### WHAT TO DO
Extract all of the data and reproduce it precisely.

::: PROVIDED MATERIAL

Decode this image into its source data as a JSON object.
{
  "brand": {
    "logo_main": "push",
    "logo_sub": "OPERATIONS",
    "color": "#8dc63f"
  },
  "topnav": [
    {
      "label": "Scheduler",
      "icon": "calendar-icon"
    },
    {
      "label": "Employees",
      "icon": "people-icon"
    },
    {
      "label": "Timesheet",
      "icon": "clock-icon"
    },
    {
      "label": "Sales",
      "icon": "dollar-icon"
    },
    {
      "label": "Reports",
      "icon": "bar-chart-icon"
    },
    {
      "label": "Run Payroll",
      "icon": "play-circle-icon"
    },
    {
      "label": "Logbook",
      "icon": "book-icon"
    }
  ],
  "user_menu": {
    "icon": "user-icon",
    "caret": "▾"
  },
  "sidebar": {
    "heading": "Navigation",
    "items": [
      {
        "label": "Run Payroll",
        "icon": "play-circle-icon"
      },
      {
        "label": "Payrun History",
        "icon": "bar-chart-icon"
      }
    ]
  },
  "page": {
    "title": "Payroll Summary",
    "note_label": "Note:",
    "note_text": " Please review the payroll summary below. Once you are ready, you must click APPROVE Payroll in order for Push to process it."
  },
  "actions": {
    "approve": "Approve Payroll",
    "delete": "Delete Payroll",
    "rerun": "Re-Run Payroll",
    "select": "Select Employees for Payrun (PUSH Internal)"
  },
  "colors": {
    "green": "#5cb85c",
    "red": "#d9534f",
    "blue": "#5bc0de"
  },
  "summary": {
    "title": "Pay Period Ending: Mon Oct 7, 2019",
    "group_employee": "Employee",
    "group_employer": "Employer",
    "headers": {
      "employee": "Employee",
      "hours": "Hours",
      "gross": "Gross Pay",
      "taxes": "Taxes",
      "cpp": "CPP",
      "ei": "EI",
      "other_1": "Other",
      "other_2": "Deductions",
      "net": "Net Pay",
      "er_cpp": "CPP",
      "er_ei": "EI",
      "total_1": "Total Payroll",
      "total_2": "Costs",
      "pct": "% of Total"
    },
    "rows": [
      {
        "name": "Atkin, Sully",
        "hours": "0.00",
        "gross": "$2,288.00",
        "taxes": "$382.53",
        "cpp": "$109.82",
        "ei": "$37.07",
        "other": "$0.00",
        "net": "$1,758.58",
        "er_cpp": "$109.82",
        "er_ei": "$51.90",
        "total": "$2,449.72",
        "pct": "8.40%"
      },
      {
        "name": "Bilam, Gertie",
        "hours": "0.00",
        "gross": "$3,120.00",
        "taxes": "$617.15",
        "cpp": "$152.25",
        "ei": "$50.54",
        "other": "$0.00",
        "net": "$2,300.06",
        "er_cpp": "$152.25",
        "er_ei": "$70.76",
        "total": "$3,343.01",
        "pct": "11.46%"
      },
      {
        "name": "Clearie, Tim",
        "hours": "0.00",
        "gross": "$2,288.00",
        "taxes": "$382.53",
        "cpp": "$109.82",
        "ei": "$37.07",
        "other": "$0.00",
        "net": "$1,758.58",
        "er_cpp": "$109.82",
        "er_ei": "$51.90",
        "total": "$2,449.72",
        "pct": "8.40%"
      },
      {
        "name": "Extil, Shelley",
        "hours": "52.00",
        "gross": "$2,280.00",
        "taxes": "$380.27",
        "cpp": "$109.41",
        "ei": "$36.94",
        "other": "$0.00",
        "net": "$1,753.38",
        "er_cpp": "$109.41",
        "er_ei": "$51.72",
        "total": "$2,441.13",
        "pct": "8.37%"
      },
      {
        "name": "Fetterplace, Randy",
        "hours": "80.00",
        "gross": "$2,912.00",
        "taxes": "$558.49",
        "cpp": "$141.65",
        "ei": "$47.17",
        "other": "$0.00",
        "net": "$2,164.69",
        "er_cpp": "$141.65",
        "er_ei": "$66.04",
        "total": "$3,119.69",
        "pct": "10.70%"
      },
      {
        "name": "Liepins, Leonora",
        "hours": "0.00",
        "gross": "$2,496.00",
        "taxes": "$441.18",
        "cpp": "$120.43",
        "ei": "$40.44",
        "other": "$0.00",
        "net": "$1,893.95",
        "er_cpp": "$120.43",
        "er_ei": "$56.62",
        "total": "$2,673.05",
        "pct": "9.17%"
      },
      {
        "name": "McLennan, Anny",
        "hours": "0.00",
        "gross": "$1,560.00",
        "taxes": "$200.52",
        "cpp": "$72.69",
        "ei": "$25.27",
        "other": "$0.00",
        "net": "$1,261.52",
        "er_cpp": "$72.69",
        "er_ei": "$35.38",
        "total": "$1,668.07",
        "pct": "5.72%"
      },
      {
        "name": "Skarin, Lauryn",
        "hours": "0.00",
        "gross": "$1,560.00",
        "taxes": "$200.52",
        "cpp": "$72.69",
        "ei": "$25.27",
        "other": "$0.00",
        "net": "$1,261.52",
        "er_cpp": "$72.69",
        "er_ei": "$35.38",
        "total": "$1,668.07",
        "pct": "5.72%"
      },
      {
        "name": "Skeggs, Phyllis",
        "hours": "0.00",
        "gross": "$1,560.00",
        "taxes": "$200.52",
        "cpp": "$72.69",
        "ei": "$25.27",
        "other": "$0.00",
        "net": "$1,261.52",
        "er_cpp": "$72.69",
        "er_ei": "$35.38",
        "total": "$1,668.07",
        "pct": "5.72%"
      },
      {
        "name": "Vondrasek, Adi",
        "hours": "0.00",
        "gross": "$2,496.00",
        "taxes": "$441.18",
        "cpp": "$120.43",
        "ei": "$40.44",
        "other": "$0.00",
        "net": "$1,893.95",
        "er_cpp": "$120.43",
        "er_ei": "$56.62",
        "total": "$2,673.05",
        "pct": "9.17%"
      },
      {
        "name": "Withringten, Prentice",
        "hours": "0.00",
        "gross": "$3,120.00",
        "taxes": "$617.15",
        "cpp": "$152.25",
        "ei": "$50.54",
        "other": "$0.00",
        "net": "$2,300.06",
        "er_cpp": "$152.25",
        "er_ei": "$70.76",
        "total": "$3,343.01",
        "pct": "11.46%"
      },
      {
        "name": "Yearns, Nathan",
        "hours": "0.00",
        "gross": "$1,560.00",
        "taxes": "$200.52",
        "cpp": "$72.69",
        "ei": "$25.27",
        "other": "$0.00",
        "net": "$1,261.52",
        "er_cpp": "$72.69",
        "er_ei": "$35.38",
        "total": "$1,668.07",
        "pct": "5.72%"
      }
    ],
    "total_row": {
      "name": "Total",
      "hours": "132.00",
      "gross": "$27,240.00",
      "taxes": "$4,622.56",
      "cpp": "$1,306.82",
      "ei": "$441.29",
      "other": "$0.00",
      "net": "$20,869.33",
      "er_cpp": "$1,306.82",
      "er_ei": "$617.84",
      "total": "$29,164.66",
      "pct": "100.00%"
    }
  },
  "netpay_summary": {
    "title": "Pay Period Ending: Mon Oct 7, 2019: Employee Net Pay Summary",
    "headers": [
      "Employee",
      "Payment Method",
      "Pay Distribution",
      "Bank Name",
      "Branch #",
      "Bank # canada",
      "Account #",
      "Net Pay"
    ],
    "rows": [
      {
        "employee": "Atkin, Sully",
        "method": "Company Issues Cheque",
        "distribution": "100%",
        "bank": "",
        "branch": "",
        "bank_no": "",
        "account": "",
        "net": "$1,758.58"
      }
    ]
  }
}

::::::

### FINAL RESULT
Decode this image into its source data as a JSON object.
{
  "brand": {
    "logo_main": "push",
    "logo_sub": "OPERATIONS",
    "color": "#8dc63f"
  },
  "topnav": [
    {
      "label": "Scheduler",
      "icon": "calendar-icon"
    },
    {
      "label": "Employees",
      "icon": "people-icon"
    },
    {
      "label": "Timesheet",
      "icon": "clock-icon"
    },
    {
      "label": "Sales",
      "icon": "dollar-icon"
    },
    {
      "label": "Reports",
      "icon": "bar-chart-icon"
    },
    {
      "label": "Run Payroll",
      "icon": "play-circle-icon"
    },
    {
      "label": "Logbook",
      "icon": "book-icon"
    }
  ],
  "user_menu": {
    "icon": "user-icon",
    "caret": "▾"
  },
  "sidebar": {
    "heading": "Navigation",
    "items": [
      {
        "label": "Run Payroll",
        "icon": "play-circle-icon"
      },
      {
        "label": "Payrun History",
        "icon": "bar-chart-icon"
      }
    ]
  },
  "page": {
    "title": "Payroll Summary",
    "note_label": "Note:",
    "note_text": " Please review the payroll summary below. Once you are ready, you must click APPROVE Payroll in order for Push to process it."
  },
  "actions": {
    "approve": "Approve Payroll",
    "delete": "Delete Payroll",
    "rerun": "Re-Run Payroll",
    "select": "Select Employees for Payrun (PUSH Internal)"
  },
  "colors": {
    "green": "#5cb85c",
    "red": "#d9534f",
    "blue": "#5bc0de"
  },
  "summary": {
    "title": "Pay Period Ending: Mon Oct 7, 2019",
    "group_employee": "Employee",
    "group_employer": "Employer",
    "headers": {
      "employee": "Employee",
      "hours": "Hours",
      "gross": "Gross Pay",
      "taxes": "Taxes",
      "cpp": "CPP",
      "ei": "EI",
      "other_1": "Other",
      "other_2": "Deductions",
      "net": "Net Pay",
      "er_cpp": "CPP",
      "er_ei": "EI",
      "total_1": "Total Payroll",
      "total_2": "Costs",
      "pct": "% of Total"
    },
    "rows": [
      {
        "name": "Atkin, Sully",
        "hours": "0.00",
        "gross": "$2,288.00",
        "taxes": "$382.53",
        "cpp": "$109.82",
        "ei": "$37.07",
        "other": "$0.00",
        "net": "$1,758.58",
        "er_cpp": "$109.82",
        "er_ei": "$51.90",
        "total": "$2,449.72",
        "pct": "8.40%"
      },
      {
        "name": "Bilam, Gertie",
        "hours": "0.00",
        "gross": "$3,120.00",
        "taxes": "$617.15",
        "cpp": "$152.25",
        "ei": "$50.54",
        "other": "$0.00",
        "net": "$2,300.06",
        "er_cpp": "$152.25",
        "er_ei": "$70.76",
        "total": "$3,343.01",
        "pct": "11.46%"
      },
      {
        "name": "Clearie, Tim",
        "hours": "0.00",
        "gross": "$2,288.00",
        "taxes": "$382.53",
        "cpp": "$109.82",
        "ei": "$37.07",
        "other": "$0.00",
        "net": "$1,758.58",
        "er_cpp": "$109.82",
        "er_ei": "$51.90",
        "total": "$2,449.72",
        "pct": "8.40%"
      },
      {
        "name": "Extil, Shelley",
        "hours": "52.00",
        "gross": "$2,280.00",
        "taxes": "$380.27",
        "cpp": "$109.41",
        "ei": "$36.94",
        "other": "$0.00",
        "net": "$1,753.38",
        "er_cpp": "$109.41",
        "er_ei": "$51.72",
        "total": "$2,441.13",
        "pct": "8.37%"
      },
      {
        "name": "Fetterplace, Randy",
        "hours": "80.00",
        "gross": "$2,912.00",
        "taxes": "$558.49",
        "cpp": "$141.65",
        "ei": "$47.17",
        "other": "$0.00",
        "net": "$2,164.69",
        "er_cpp": "$141.65",
        "er_ei": "$66.04",
        "total": "$3,119.69",
        "pct": "10.70%"
      },
      {
        "name": "Liepins, Leonora",
        "hours": "0.00",
        "gross": "$2,496.00",
        "taxes": "$441.18",
        "cpp": "$120.43",
        "ei": "$40.44",
        "other": "$0.00",
        "net": "$1,893.95",
        "er_cpp": "$120.43",
        "er_ei": "$56.62",
        "total": "$2,673.05",
        "pct": "9.17%"
      },
      {
        "name": "McLennan, Anny",
        "hours": "0.00",
        "gross": "$1,560.00",
        "taxes": "$200.52",
        "cpp": "$72.69",
        "ei": "$25.27",
        "other": "$0.00",
        "net": "$1,261.52",
        "er_cpp": "$72.69",
        "er_ei": "$35.38",
        "total": "$1,668.07",
        "pct": "5.72%"
      },
      {
        "name": "Skarin, Lauryn",
        "hours": "0.00",
        "gross": "$1,560.00",
        "taxes": "$200.52",
        "cpp": "$72.69",
        "ei": "$25.27",
        "other": "$0.00",
        "net": "$1,261.52",
        "er_cpp": "$72.69",
        "er_ei": "$35.38",
        "total": "$1,668.07",
        "pct": "5.72%"
      },
      {
        "name": "Skeggs, Phyllis",
        "hours": "0.00",
        "gross": "$1,560.00",
        "taxes": "$200.52",
        "cpp": "$72.69",
        "ei": "$25.27",
        "other": "$0.00",
        "net": "$1,261.52",
        "er_cpp": "$72.69",
        "er_ei": "$35.38",
        "total": "$1,668.07",
        "pct": "5.72%"
      },
      {
        "name": "Vondrasek, Adi",
        "hours": "0.00",
        "gross": "$2,496.00",
        "taxes": "$441.18",
        "cpp": "$120.43",
        "ei": "$40.44",
        "other": "$0.00",
        "net": "$1,893.95",
        "er_cpp": "$120.43",
        "er_ei": "$56.62",
        "total": "$2,673.05",
        "pct": "9.17%"
      },
      {
        "name": "Withringten, Prentice",
        "hours": "0.00",
        "gross": "$3,120.00",
        "taxes": "$617.15",
        "cpp": "$152.25",
        "ei": "$50.54",
        "other": "$0.00",
        "net": "$2,300.06",
        "er_cpp": "$152.25",
        "er_ei": "$70.76",
        "total": "$3,343.01",
        "pct": "11.46%"
      },
      {
        "name": "Yearns, Nathan",
        "hours": "0.00",
        "gross": "$1,560.00",
        "taxes": "$200.52",
        "cpp": "$72.69",
        "ei": "$25.27",
        "other": "$0.00",
        "net": "$1,261.52",
        "er_cpp": "$72.69",
        "er_ei": "$35.38",
        "total": "$1,668.07",
        "pct": "5.72%"
      }
    ],
    "total_row": {
      "name": "Total",
      "hours": "132.00",
      "gross": "$27,240.00",
      "taxes": "$4,622.56",
      "cpp": "$1,306.82",
      "ei": "$441.29",
      "other": "$0.00",
      "net": "$20,869.33",
      "er_cpp": "$1,306.82",
      "er_ei": "$617.84",
      "total": "$29,164.66",
      "pct": "100.00%"
    }
  },
  "netpay_summary": {
    "title": "Pay Period Ending: Mon Oct 7, 2019: Employee Net Pay Summary",
    "headers": [
      "Employee",
      "Payment Method",
      "Pay Distribution",
      "Bank Name",
      "Branch #",
      "Bank # canada",
      "Account #",
      "Net Pay"
    ],
    "rows": [
      {
        "employee": "Atkin, Sully",
        "method": "Company Issues Cheque",
        "distribution": "100%",
        "bank": "",
        "branch": "",
        "bank_no": "",
        "account": "",
        "net": "$1,758.58"
      }
    ]
  }
}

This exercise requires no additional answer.